WRITTEN TASK:
Print all of the entries exactly, minus the pictures.

=-=-=-=-=

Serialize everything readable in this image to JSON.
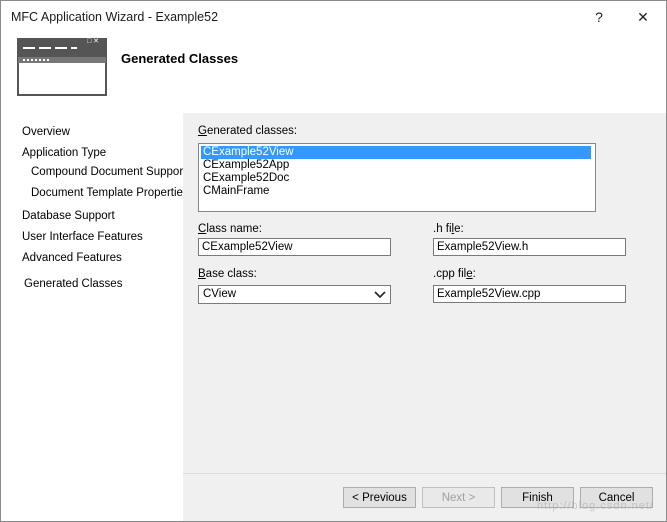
{
  "window": {
    "title": "MFC Application Wizard - Example52",
    "help_glyph": "?",
    "close_glyph": "✕"
  },
  "header": {
    "heading": "Generated Classes",
    "banner_glyph": "□ ✕"
  },
  "nav": {
    "items": [
      "Overview",
      "Application Type",
      "Compound Document Support",
      "Document Template Properties",
      "Database Support",
      "User Interface Features",
      "Advanced Features",
      "Generated Classes"
    ],
    "selected": "Generated Classes"
  },
  "form": {
    "generated_classes_label_u": "G",
    "generated_classes_label_rest": "enerated classes:",
    "classes": [
      "CExample52View",
      "CExample52App",
      "CExample52Doc",
      "CMainFrame"
    ],
    "selected_class": "CExample52View",
    "class_name_label_u": "C",
    "class_name_label_rest": "lass name:",
    "class_name_value": "CExample52View",
    "h_file_label_pre": ".h fi",
    "h_file_label_u": "l",
    "h_file_label_post": "e:",
    "h_file_value": "Example52View.h",
    "base_class_label_u": "B",
    "base_class_label_rest": "ase class:",
    "base_class_value": "CView",
    "cpp_file_label_pre": ".cpp fil",
    "cpp_file_label_u": "e",
    "cpp_file_label_post": ":",
    "cpp_file_value": "Example52View.cpp"
  },
  "buttons": {
    "previous": "< Previous",
    "next": "Next >",
    "finish": "Finish",
    "cancel": "Cancel"
  },
  "watermark": "http://blog.csdn.net/",
  "colors": {
    "selection": "#3399ff",
    "right_pane_bg": "#f0f0f0"
  }
}
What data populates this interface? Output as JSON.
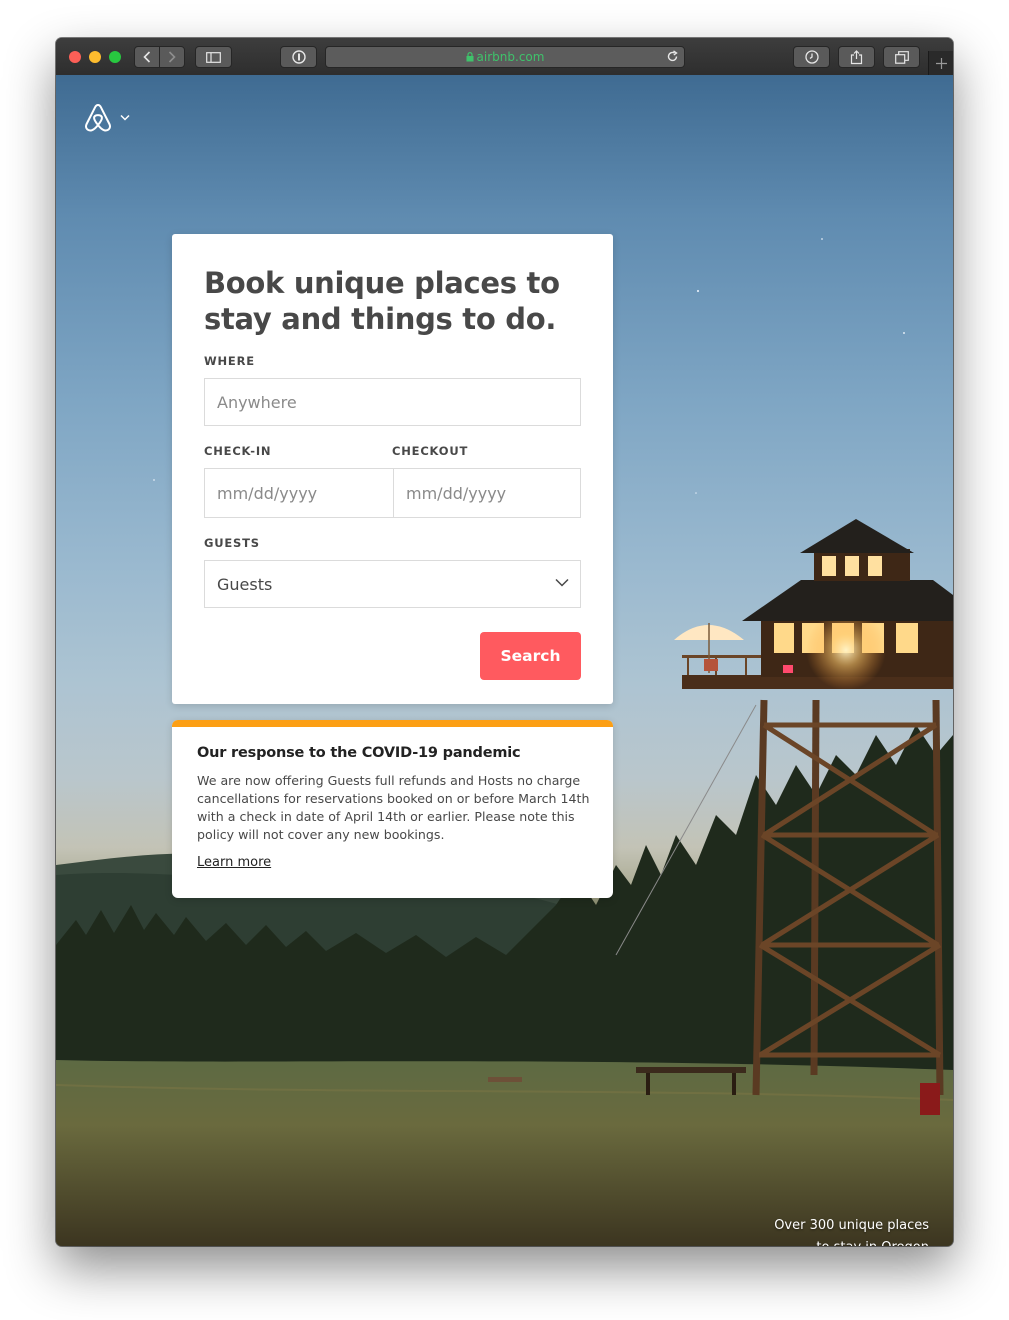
{
  "browser": {
    "url": "airbnb.com",
    "url_color": "#3fc26b"
  },
  "brand": {
    "logo_icon": "airbnb-belo-icon",
    "menu_icon": "chevron-down-icon"
  },
  "search_card": {
    "heading": "Book unique places to stay and things to do.",
    "where_label": "WHERE",
    "where_placeholder": "Anywhere",
    "checkin_label": "CHECK-IN",
    "checkin_placeholder": "mm/dd/yyyy",
    "checkout_label": "CHECKOUT",
    "checkout_placeholder": "mm/dd/yyyy",
    "guests_label": "GUESTS",
    "guests_value": "Guests",
    "search_button": "Search",
    "accent_color": "#ff5a5f"
  },
  "notice": {
    "title": "Our response to the COVID-19 pandemic",
    "body": "We are now offering Guests full refunds and Hosts no charge cancellations for reservations booked on or before March 14th with a check in date of April 14th or earlier. Please note this policy will not cover any new bookings.",
    "link": "Learn more",
    "bar_color": "#fc9f14"
  },
  "caption": {
    "line1": "Over 300 unique places",
    "line2": "to stay in Oregon"
  }
}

=-=-=-=-=

RESULT:
Serialize everything readable in this image to JSON.
{
  "window": {
    "title": "MFC Application Wizard - Example52",
    "help_glyph": "?",
    "close_glyph": "✕"
  },
  "header": {
    "heading": "Generated Classes",
    "banner_glyph": "□ ✕"
  },
  "nav": {
    "items": [
      "Overview",
      "Application Type",
      "Compound Document Support",
      "Document Template Properties",
      "Database Support",
      "User Interface Features",
      "Advanced Features",
      "Generated Classes"
    ],
    "selected": "Generated Classes"
  },
  "form": {
    "generated_classes_label_u": "G",
    "generated_classes_label_rest": "enerated classes:",
    "classes": [
      "CExample52View",
      "CExample52App",
      "CExample52Doc",
      "CMainFrame"
    ],
    "selected_class": "CExample52View",
    "class_name_label_u": "C",
    "class_name_label_rest": "lass name:",
    "class_name_value": "CExample52View",
    "h_file_label_pre": ".h fi",
    "h_file_label_u": "l",
    "h_file_label_post": "e:",
    "h_file_value": "Example52View.h",
    "base_class_label_u": "B",
    "base_class_label_rest": "ase class:",
    "base_class_value": "CView",
    "cpp_file_label_pre": ".cpp fil",
    "cpp_file_label_u": "e",
    "cpp_file_label_post": ":",
    "cpp_file_value": "Example52View.cpp"
  },
  "buttons": {
    "previous": "< Previous",
    "next": "Next >",
    "finish": "Finish",
    "cancel": "Cancel"
  },
  "watermark": "http://blog.csdn.net/",
  "colors": {
    "selection": "#3399ff",
    "right_pane_bg": "#f0f0f0"
  }
}
What data populates this interface? Output as JSON.
{
  "browser": {
    "url": "airbnb.com",
    "url_color": "#3fc26b"
  },
  "brand": {
    "logo_icon": "airbnb-belo-icon",
    "menu_icon": "chevron-down-icon"
  },
  "search_card": {
    "heading": "Book unique places to stay and things to do.",
    "where_label": "WHERE",
    "where_placeholder": "Anywhere",
    "checkin_label": "CHECK-IN",
    "checkin_placeholder": "mm/dd/yyyy",
    "checkout_label": "CHECKOUT",
    "checkout_placeholder": "mm/dd/yyyy",
    "guests_label": "GUESTS",
    "guests_value": "Guests",
    "search_button": "Search",
    "accent_color": "#ff5a5f"
  },
  "notice": {
    "title": "Our response to the COVID-19 pandemic",
    "body": "We are now offering Guests full refunds and Hosts no charge cancellations for reservations booked on or before March 14th with a check in date of April 14th or earlier. Please note this policy will not cover any new bookings.",
    "link": "Learn more",
    "bar_color": "#fc9f14"
  },
  "caption": {
    "line1": "Over 300 unique places",
    "line2": "to stay in Oregon"
  }
}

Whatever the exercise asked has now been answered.